== Set problem ==
Determine which lines of the records include the word "name", and copy them.
————————
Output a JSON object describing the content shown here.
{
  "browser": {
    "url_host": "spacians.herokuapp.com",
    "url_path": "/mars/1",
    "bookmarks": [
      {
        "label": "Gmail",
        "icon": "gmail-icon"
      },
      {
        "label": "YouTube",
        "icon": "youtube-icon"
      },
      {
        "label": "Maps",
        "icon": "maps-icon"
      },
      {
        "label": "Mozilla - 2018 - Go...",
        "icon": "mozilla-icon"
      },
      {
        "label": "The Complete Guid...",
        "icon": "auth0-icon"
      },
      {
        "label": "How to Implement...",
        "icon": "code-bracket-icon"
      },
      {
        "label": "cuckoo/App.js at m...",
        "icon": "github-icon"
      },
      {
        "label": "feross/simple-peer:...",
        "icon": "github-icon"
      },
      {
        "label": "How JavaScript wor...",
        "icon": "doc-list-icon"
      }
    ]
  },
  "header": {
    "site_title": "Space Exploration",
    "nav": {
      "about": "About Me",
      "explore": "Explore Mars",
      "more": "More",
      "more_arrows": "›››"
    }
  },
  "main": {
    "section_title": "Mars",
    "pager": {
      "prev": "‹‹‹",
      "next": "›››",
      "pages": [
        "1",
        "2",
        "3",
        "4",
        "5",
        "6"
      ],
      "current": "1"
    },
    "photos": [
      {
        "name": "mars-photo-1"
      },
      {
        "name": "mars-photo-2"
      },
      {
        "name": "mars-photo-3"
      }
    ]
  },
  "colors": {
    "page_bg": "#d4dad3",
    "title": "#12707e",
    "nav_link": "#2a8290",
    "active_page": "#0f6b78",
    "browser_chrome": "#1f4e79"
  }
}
————————
== Exercise response ==
        "name": "mars-photo-1"
        "name": "mars-photo-2"
        "name": "mars-photo-3"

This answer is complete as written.